#### [The data]
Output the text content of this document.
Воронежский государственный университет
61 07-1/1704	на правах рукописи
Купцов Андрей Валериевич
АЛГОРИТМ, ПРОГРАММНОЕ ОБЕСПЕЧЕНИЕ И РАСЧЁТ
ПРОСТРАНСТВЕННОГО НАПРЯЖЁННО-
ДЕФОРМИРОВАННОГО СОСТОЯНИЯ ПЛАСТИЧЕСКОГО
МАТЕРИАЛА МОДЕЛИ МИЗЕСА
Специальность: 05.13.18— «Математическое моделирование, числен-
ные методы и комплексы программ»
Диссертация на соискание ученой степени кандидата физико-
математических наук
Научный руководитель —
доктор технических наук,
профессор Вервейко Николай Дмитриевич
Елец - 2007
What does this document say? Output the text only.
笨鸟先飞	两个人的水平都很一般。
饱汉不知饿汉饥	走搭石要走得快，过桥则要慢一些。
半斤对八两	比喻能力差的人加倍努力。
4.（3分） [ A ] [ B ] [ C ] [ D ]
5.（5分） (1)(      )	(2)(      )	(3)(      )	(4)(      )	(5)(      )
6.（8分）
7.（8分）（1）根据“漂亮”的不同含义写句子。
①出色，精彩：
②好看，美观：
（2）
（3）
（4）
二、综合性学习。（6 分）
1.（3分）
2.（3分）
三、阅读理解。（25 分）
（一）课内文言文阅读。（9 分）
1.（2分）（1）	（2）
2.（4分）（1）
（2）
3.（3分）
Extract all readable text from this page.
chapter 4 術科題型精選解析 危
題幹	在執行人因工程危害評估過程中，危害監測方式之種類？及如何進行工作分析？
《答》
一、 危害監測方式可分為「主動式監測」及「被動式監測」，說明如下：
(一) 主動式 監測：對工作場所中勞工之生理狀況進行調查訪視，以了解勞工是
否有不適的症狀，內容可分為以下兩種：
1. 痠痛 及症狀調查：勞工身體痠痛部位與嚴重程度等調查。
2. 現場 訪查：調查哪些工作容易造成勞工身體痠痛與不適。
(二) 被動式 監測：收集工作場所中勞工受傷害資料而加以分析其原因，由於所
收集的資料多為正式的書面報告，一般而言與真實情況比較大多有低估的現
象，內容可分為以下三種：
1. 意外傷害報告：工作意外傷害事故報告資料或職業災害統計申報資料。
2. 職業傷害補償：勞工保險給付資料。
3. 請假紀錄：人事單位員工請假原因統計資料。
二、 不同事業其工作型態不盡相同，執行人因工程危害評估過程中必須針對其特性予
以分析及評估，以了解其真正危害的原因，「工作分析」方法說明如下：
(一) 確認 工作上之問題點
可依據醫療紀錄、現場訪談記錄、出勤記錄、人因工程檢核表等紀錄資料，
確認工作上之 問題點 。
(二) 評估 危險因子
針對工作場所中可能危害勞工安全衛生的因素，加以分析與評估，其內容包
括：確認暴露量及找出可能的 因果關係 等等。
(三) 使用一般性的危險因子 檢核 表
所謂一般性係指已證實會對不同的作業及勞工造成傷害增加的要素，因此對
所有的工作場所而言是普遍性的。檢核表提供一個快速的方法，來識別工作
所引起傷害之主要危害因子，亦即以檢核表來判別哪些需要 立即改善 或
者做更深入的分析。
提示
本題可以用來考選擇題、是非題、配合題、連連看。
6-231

#### [Task brief]
Return only the number of lines in the entries that contain the string "наук".

#### [Problem solution]
2